- [Records supplied]
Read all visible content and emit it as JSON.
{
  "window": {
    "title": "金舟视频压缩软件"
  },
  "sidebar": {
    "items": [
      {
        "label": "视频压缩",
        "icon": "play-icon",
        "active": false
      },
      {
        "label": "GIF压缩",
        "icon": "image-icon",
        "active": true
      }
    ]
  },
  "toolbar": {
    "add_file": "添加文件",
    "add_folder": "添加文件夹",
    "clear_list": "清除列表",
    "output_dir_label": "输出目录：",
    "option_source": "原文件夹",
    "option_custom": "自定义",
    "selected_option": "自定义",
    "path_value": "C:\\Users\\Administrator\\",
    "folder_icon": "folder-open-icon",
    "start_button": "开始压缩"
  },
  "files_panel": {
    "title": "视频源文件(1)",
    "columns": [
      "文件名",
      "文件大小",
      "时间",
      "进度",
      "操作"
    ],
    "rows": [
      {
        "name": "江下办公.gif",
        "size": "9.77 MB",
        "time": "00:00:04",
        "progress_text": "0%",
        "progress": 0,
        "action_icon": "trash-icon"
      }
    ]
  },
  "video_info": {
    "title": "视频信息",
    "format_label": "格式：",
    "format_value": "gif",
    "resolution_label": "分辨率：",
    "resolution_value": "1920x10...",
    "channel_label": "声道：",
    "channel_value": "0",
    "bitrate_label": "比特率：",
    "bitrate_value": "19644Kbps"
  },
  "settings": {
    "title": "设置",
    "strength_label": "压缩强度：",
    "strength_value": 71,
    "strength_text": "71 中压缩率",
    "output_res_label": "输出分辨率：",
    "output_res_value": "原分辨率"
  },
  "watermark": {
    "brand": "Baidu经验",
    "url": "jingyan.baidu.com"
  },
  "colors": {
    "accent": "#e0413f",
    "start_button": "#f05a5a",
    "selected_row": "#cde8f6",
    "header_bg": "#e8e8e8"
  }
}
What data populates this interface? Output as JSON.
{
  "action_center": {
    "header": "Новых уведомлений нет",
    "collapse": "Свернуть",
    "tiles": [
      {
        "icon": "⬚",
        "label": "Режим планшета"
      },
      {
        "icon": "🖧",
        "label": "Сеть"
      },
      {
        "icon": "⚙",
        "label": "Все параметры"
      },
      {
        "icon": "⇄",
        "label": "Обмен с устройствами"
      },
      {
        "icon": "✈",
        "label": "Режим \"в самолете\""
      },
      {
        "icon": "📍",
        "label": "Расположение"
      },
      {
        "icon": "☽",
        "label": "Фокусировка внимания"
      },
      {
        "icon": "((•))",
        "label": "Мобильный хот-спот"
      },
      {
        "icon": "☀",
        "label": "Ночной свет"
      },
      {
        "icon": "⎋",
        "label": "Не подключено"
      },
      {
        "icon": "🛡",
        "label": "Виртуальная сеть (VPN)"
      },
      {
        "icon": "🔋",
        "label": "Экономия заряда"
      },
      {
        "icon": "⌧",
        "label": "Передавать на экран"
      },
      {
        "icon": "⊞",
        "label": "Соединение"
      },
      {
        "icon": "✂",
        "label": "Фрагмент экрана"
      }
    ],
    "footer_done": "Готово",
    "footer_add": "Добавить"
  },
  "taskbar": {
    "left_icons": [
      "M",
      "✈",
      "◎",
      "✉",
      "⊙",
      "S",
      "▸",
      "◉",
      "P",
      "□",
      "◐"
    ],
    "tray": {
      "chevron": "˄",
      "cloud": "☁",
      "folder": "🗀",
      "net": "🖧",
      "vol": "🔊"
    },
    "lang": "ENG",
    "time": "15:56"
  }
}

- [Work to complete] Reproduce the complete data exactly as presented above.

- [Output]
Read all visible content and emit it as JSON.
{
  "window": {
    "title": "金舟视频压缩软件"
  },
  "sidebar": {
    "items": [
      {
        "label": "视频压缩",
        "icon": "play-icon",
        "active": false
      },
      {
        "label": "GIF压缩",
        "icon": "image-icon",
        "active": true
      }
    ]
  },
  "toolbar": {
    "add_file": "添加文件",
    "add_folder": "添加文件夹",
    "clear_list": "清除列表",
    "output_dir_label": "输出目录：",
    "option_source": "原文件夹",
    "option_custom": "自定义",
    "selected_option": "自定义",
    "path_value": "C:\\Users\\Administrator\\",
    "folder_icon": "folder-open-icon",
    "start_button": "开始压缩"
  },
  "files_panel": {
    "title": "视频源文件(1)",
    "columns": [
      "文件名",
      "文件大小",
      "时间",
      "进度",
      "操作"
    ],
    "rows": [
      {
        "name": "江下办公.gif",
        "size": "9.77 MB",
        "time": "00:00:04",
        "progress_text": "0%",
        "progress": 0,
        "action_icon": "trash-icon"
      }
    ]
  },
  "video_info": {
    "title": "视频信息",
    "format_label": "格式：",
    "format_value": "gif",
    "resolution_label": "分辨率：",
    "resolution_value": "1920x10...",
    "channel_label": "声道：",
    "channel_value": "0",
    "bitrate_label": "比特率：",
    "bitrate_value": "19644Kbps"
  },
  "settings": {
    "title": "设置",
    "strength_label": "压缩强度：",
    "strength_value": 71,
    "strength_text": "71 中压缩率",
    "output_res_label": "输出分辨率：",
    "output_res_value": "原分辨率"
  },
  "watermark": {
    "brand": "Baidu经验",
    "url": "jingyan.baidu.com"
  },
  "colors": {
    "accent": "#e0413f",
    "start_button": "#f05a5a",
    "selected_row": "#cde8f6",
    "header_bg": "#e8e8e8"
  }
}
What data populates this interface? Output as JSON.
{
  "action_center": {
    "header": "Новых уведомлений нет",
    "collapse": "Свернуть",
    "tiles": [
      {
        "icon": "⬚",
        "label": "Режим планшета"
      },
      {
        "icon": "🖧",
        "label": "Сеть"
      },
      {
        "icon": "⚙",
        "label": "Все параметры"
      },
      {
        "icon": "⇄",
        "label": "Обмен с устройствами"
      },
      {
        "icon": "✈",
        "label": "Режим \"в самолете\""
      },
      {
        "icon": "📍",
        "label": "Расположение"
      },
      {
        "icon": "☽",
        "label": "Фокусировка внимания"
      },
      {
        "icon": "((•))",
        "label": "Мобильный хот-спот"
      },
      {
        "icon": "☀",
        "label": "Ночной свет"
      },
      {
        "icon": "⎋",
        "label": "Не подключено"
      },
      {
        "icon": "🛡",
        "label": "Виртуальная сеть (VPN)"
      },
      {
        "icon": "🔋",
        "label": "Экономия заряда"
      },
      {
        "icon": "⌧",
        "label": "Передавать на экран"
      },
      {
        "icon": "⊞",
        "label": "Соединение"
      },
      {
        "icon": "✂",
        "label": "Фрагмент экрана"
      }
    ],
    "footer_done": "Готово",
    "footer_add": "Добавить"
  },
  "taskbar": {
    "left_icons": [
      "M",
      "✈",
      "◎",
      "✉",
      "⊙",
      "S",
      "▸",
      "◉",
      "P",
      "□",
      "◐"
    ],
    "tray": {
      "chevron": "˄",
      "cloud": "☁",
      "folder": "🗀",
      "net": "🖧",
      "vol": "🔊"
    },
    "lang": "ENG",
    "time": "15:56"
  }
}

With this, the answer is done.